Objective: Copy every line of the data that contains the string "składania".

[Dataset entries]
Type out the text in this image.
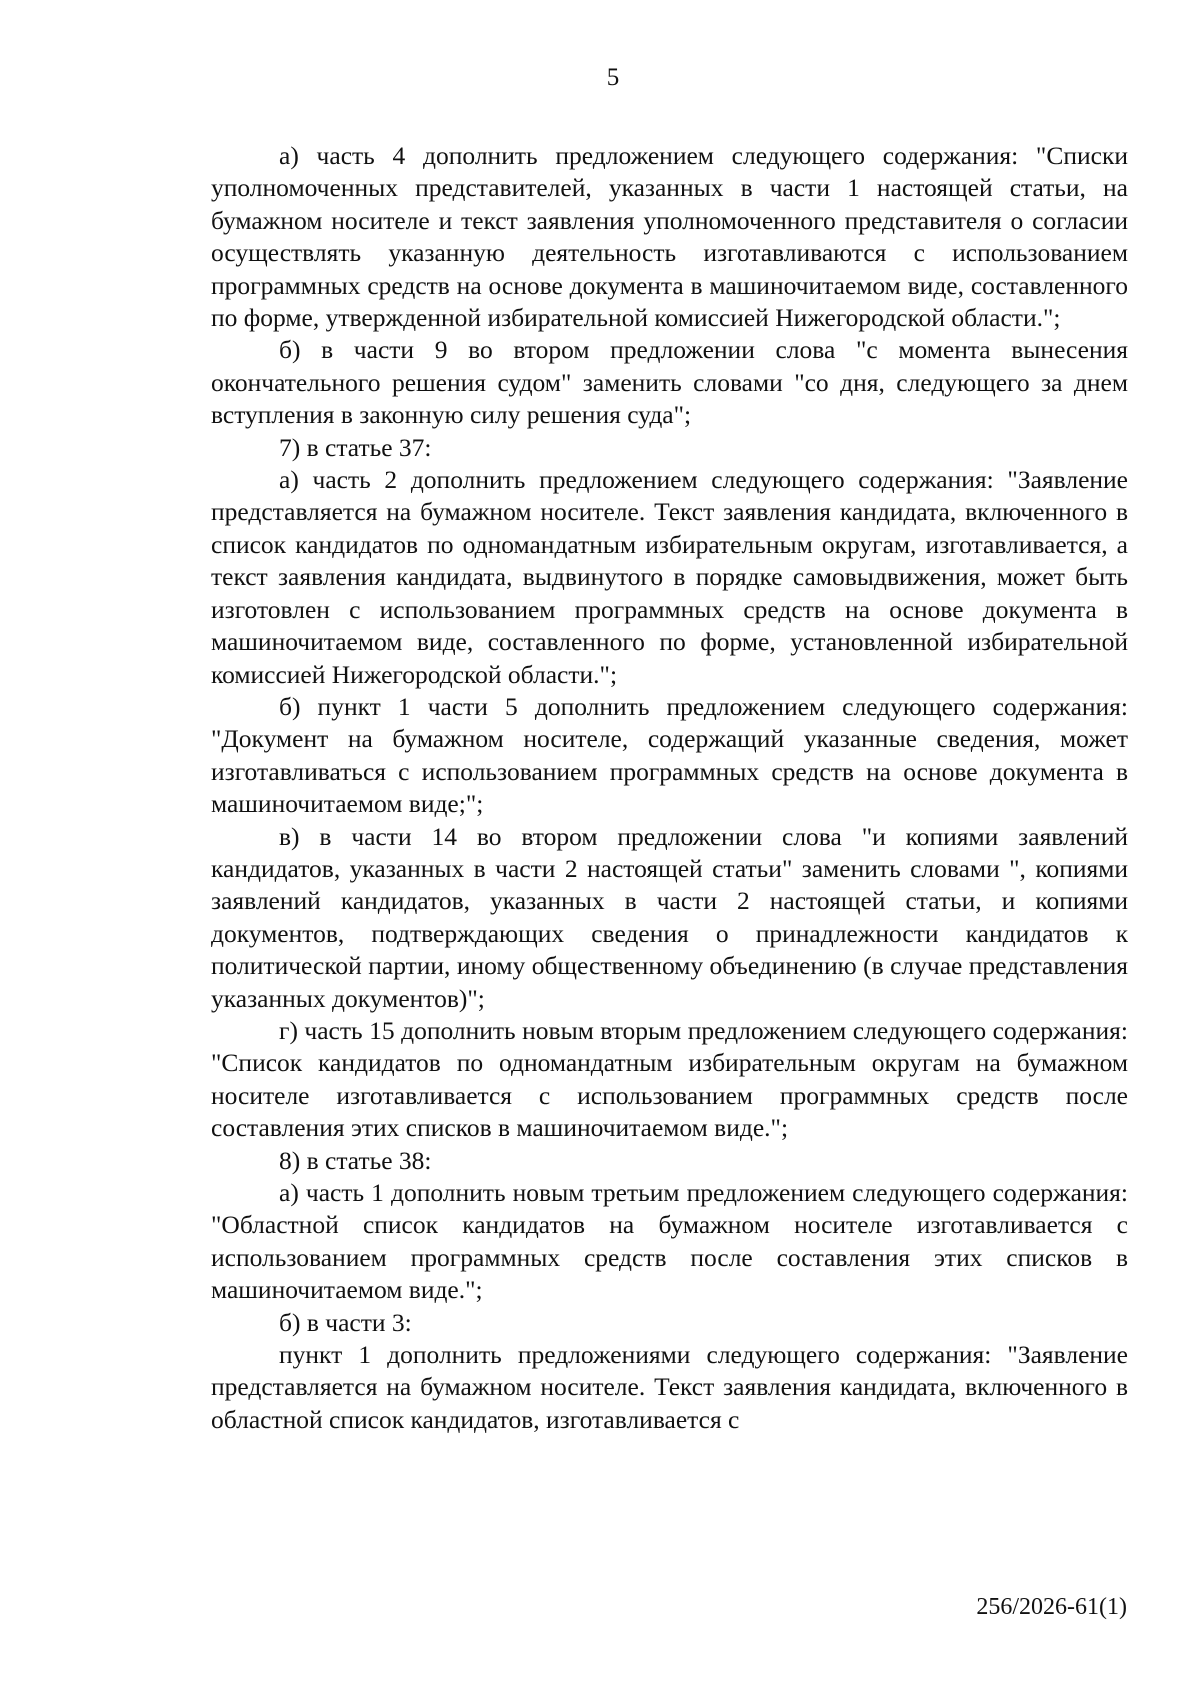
5

а) часть 4 дополнить предложением следующего содержания: "Списки уполномоченных представителей, указанных в части 1 настоящей статьи, на бумажном носителе и текст заявления уполномоченного представителя о согласии осуществлять указанную деятельность изготавливаются с использованием программных средств на основе документа в машиночитаемом виде, составленного по форме, утвержденной избирательной комиссией Нижегородской области.";

б) в части 9 во втором предложении слова "с момента вынесения окончательного решения судом" заменить словами "со дня, следующего за днем вступления в законную силу решения суда";

7) в статье 37:

а) часть 2 дополнить предложением следующего содержания: "Заявление представляется на бумажном носителе. Текст заявления кандидата, включенного в список кандидатов по одномандатным избирательным округам, изготавливается, а текст заявления кандидата, выдвинутого в порядке самовыдвижения, может быть изготовлен с использованием программных средств на основе документа в машиночитаемом виде, составленного по форме, установленной избирательной комиссией Нижегородской области.";

б) пункт 1 части 5 дополнить предложением следующего содержания: "Документ на бумажном носителе, содержащий указанные сведения, может изготавливаться с использованием программных средств на основе документа в машиночитаемом виде;";

в) в части 14 во втором предложении слова "и копиями заявлений кандидатов, указанных в части 2 настоящей статьи" заменить словами ", копиями заявлений кандидатов, указанных в части 2 настоящей статьи, и копиями документов, подтверждающих сведения о принадлежности кандидатов к политической партии, иному общественному объединению (в случае представления указанных документов)";

г) часть 15 дополнить новым вторым предложением следующего содержания: "Список кандидатов по одномандатным избирательным округам на бумажном носителе изготавливается с использованием программных средств после составления этих списков в машиночитаемом виде.";

8) в статье 38:

а) часть 1 дополнить новым третьим предложением следующего содержания: "Областной список кандидатов на бумажном носителе изготавливается с использованием программных средств после составления этих списков в машиночитаемом виде.";

б) в части 3:

пункт 1 дополнить предложениями следующего содержания: "Заявление представляется на бумажном носителе. Текст заявления кандидата, включенного в областной список кандидатов, изготавливается с

256/2026-61(1)
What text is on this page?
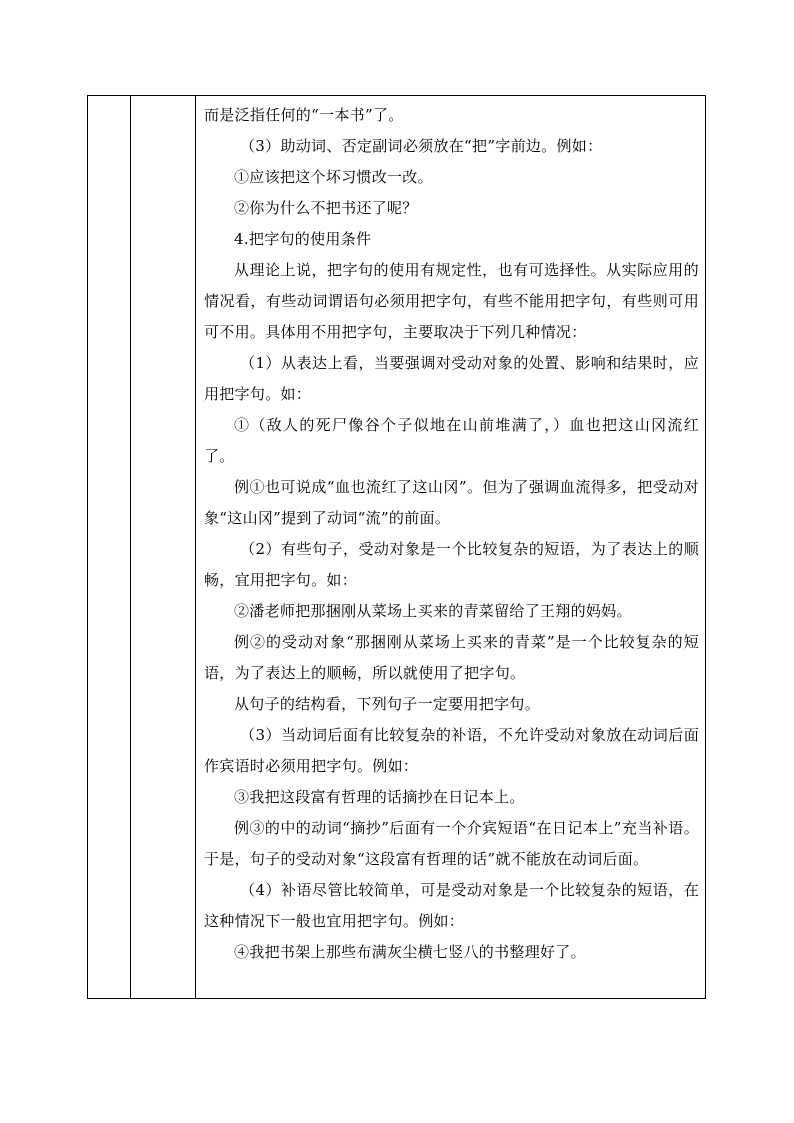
而是泛指任何的“一本书”了。

（3）助动词、否定副词必须放在“把”字前边。例如：

①应该把这个坏习惯改一改。

②你为什么不把书还了呢？

4.把字句的使用条件

从理论上说，把字句的使用有规定性，也有可选择性。从实际应用的情况看，有些动词谓语句必须用把字句，有些不能用把字句，有些则可用可不用。具体用不用把字句，主要取决于下列几种情况：

（1）从表达上看，当要强调对受动对象的处置、影响和结果时，应用把字句。如：

①（敌人的死尸像谷个子似地在山前堆满了，）血也把这山冈流红了。

例①也可说成“血也流红了这山冈”。但为了强调血流得多，把受动对象“这山冈”提到了动词“流”的前面。

（2）有些句子，受动对象是一个比较复杂的短语，为了表达上的顺畅，宜用把字句。如：

②潘老师把那捆刚从菜场上买来的青菜留给了王翔的妈妈。

例②的受动对象“那捆刚从菜场上买来的青菜”是一个比较复杂的短语，为了表达上的顺畅，所以就使用了把字句。

从句子的结构看，下列句子一定要用把字句。

（3）当动词后面有比较复杂的补语，不允许受动对象放在动词后面作宾语时必须用把字句。例如：

③我把这段富有哲理的话摘抄在日记本上。

例③的中的动词“摘抄”后面有一个介宾短语“在日记本上”充当补语。于是，句子的受动对象“这段富有哲理的话”就不能放在动词后面。

（4）补语尽管比较简单，可是受动对象是一个比较复杂的短语，在这种情况下一般也宜用把字句。例如：

④我把书架上那些布满灰尘横七竖八的书整理好了。
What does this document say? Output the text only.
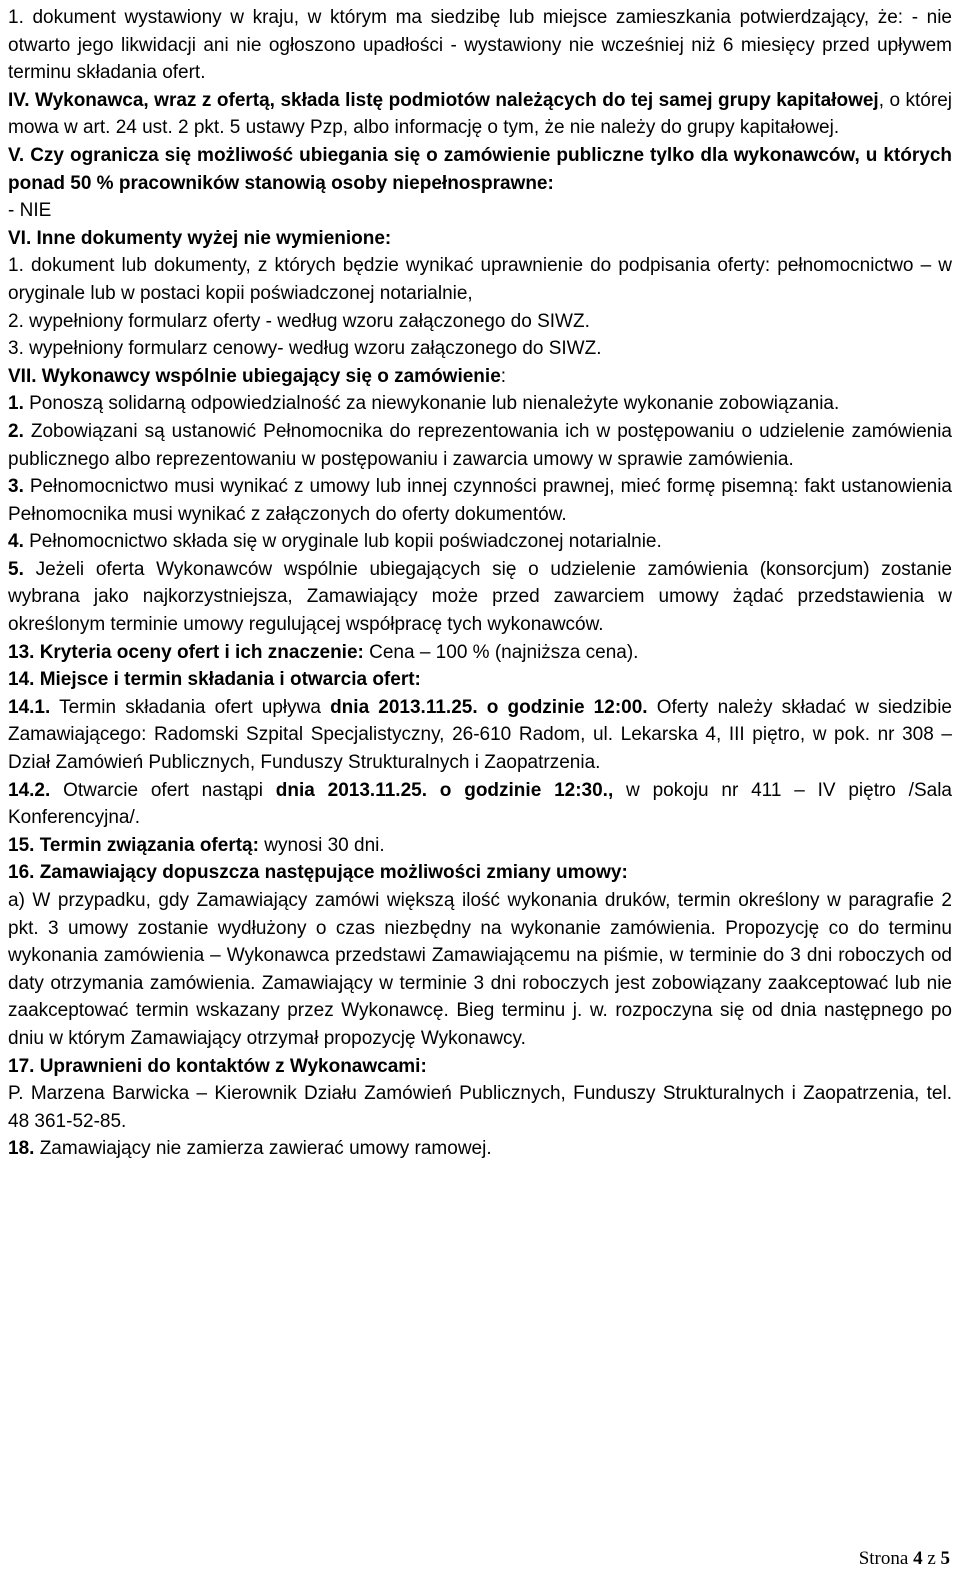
1. dokument wystawiony w kraju, w którym ma siedzibę lub miejsce zamieszkania potwierdzający, że: - nie otwarto jego likwidacji ani nie ogłoszono upadłości - wystawiony nie wcześniej niż 6 miesięcy przed upływem terminu składania ofert.

IV. Wykonawca, wraz z ofertą, składa listę podmiotów należących do tej samej grupy kapitałowej, o której mowa w art. 24 ust. 2 pkt. 5 ustawy Pzp, albo informację o tym, że nie należy do grupy kapitałowej.

V. Czy ogranicza się możliwość ubiegania się o zamówienie publiczne tylko dla wykonawców, u których ponad 50 % pracowników stanowią osoby niepełnosprawne:

- NIE

VI. Inne dokumenty wyżej nie wymienione:

1. dokument lub dokumenty, z których będzie wynikać uprawnienie do podpisania oferty: pełnomocnictwo – w oryginale lub w postaci kopii poświadczonej notarialnie,

2. wypełniony formularz oferty - według wzoru załączonego do SIWZ.

3. wypełniony formularz cenowy- według wzoru załączonego do SIWZ.

VII. Wykonawcy wspólnie ubiegający się o zamówienie:

1. Ponoszą solidarną odpowiedzialność za niewykonanie lub nienależyte wykonanie zobowiązania.

2. Zobowiązani są ustanowić Pełnomocnika do reprezentowania ich w postępowaniu o udzielenie zamówienia publicznego albo reprezentowaniu w postępowaniu i zawarcia umowy w sprawie zamówienia.

3. Pełnomocnictwo musi wynikać z umowy lub innej czynności prawnej, mieć formę pisemną: fakt ustanowienia Pełnomocnika musi wynikać z załączonych do oferty dokumentów.

4. Pełnomocnictwo składa się w oryginale lub kopii poświadczonej notarialnie.

5. Jeżeli oferta Wykonawców wspólnie ubiegających się o udzielenie zamówienia (konsorcjum) zostanie wybrana jako najkorzystniejsza, Zamawiający może przed zawarciem umowy żądać przedstawienia w określonym terminie umowy regulującej współpracę tych wykonawców.

13. Kryteria oceny ofert i ich znaczenie: Cena – 100 % (najniższa cena).

14. Miejsce i termin składania i otwarcia ofert:

14.1. Termin składania ofert upływa dnia 2013.11.25. o godzinie 12:00. Oferty należy składać w siedzibie Zamawiającego: Radomski Szpital Specjalistyczny, 26-610 Radom, ul. Lekarska 4, III piętro, w pok. nr 308 – Dział Zamówień Publicznych, Funduszy Strukturalnych i Zaopatrzenia.

14.2. Otwarcie ofert nastąpi dnia 2013.11.25. o godzinie 12:30., w pokoju nr 411 – IV piętro /Sala Konferencyjna/.

15. Termin związania ofertą: wynosi 30 dni.

16. Zamawiający dopuszcza następujące możliwości zmiany umowy:

a) W przypadku, gdy Zamawiający zamówi większą ilość wykonania druków, termin określony w paragrafie 2 pkt. 3 umowy zostanie wydłużony o czas niezbędny na wykonanie zamówienia. Propozycję co do terminu wykonania zamówienia – Wykonawca przedstawi Zamawiającemu na piśmie, w terminie do 3 dni roboczych od daty otrzymania zamówienia. Zamawiający w terminie 3 dni roboczych jest zobowiązany zaakceptować lub nie zaakceptować termin wskazany przez Wykonawcę. Bieg terminu j. w. rozpoczyna się od dnia następnego po dniu w którym Zamawiający otrzymał propozycję Wykonawcy.

17. Uprawnieni do kontaktów z Wykonawcami:

P. Marzena Barwicka – Kierownik Działu Zamówień Publicznych, Funduszy Strukturalnych i Zaopatrzenia, tel. 48 361-52-85.

18. Zamawiający nie zamierza zawierać umowy ramowej.

Strona 4 z 5
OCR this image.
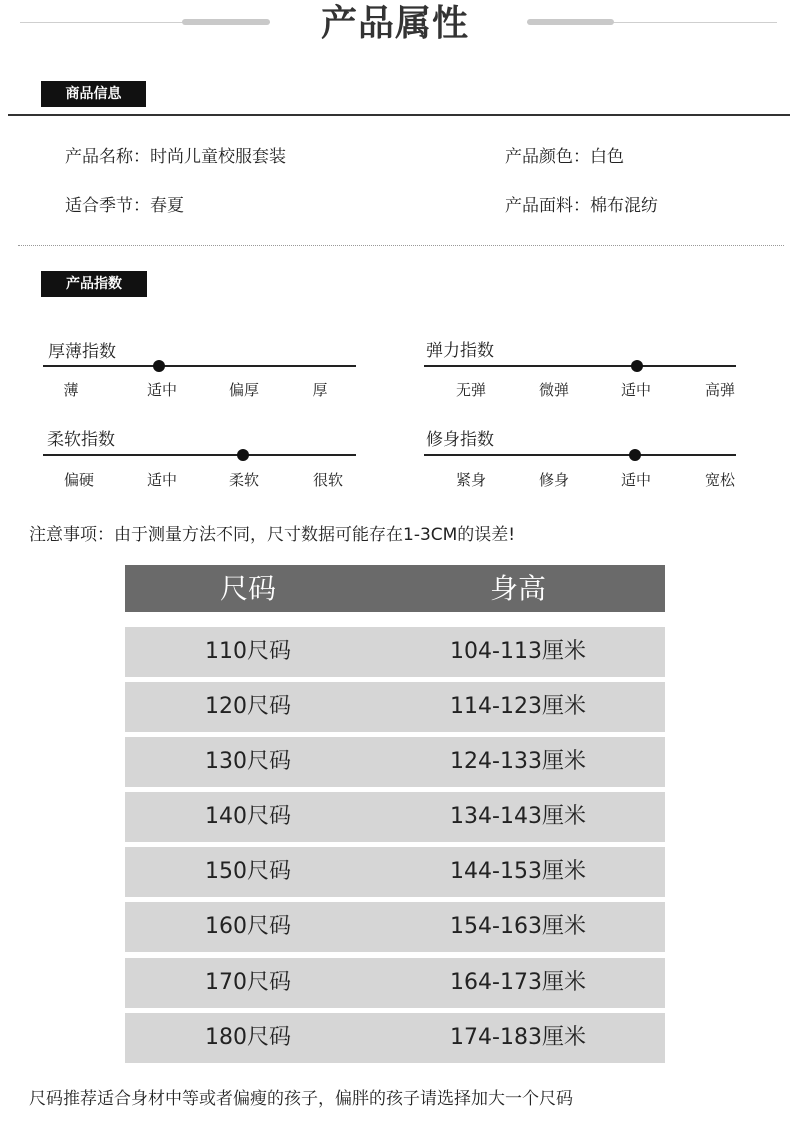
产品属性
商品信息
产品名称：时尚儿童校服套装	产品颜色：白色
适合季节：春夏	产品面料：棉布混纺
产品指数
厚薄指数
薄	适中	偏厚	厚
弹力指数
无弹	微弹	适中	高弹
柔软指数
偏硬	适中	柔软	很软
修身指数
紧身	修身	适中	宽松
注意事项：由于测量方法不同，尺寸数据可能存在1-3CM的误差!
尺码	身高
110尺码	104-113厘米
120尺码	114-123厘米
130尺码	124-133厘米
140尺码	134-143厘米
150尺码	144-153厘米
160尺码	154-163厘米
170尺码	164-173厘米
180尺码	174-183厘米
尺码推荐适合身材中等或者偏瘦的孩子，偏胖的孩子请选择加大一个尺码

Final answer:
1. dokument wystawiony w kraju, w którym ma siedzibę lub miejsce zamieszkania potwierdzający, że: - nie otwarto jego likwidacji ani nie ogłoszono upadłości - wystawiony nie wcześniej niż 6 miesięcy przed upływem terminu składania ofert.
14. Miejsce i termin składania i otwarcia ofert:
14.1. Termin składania ofert upływa dnia 2013.11.25. o godzinie 12:00. Oferty należy składać w siedzibie Zamawiającego: Radomski Szpital Specjalistyczny, 26-610 Radom, ul. Lekarska 4, III piętro, w pok. nr 308 – Dział Zamówień Publicznych, Funduszy Strukturalnych i Zaopatrzenia.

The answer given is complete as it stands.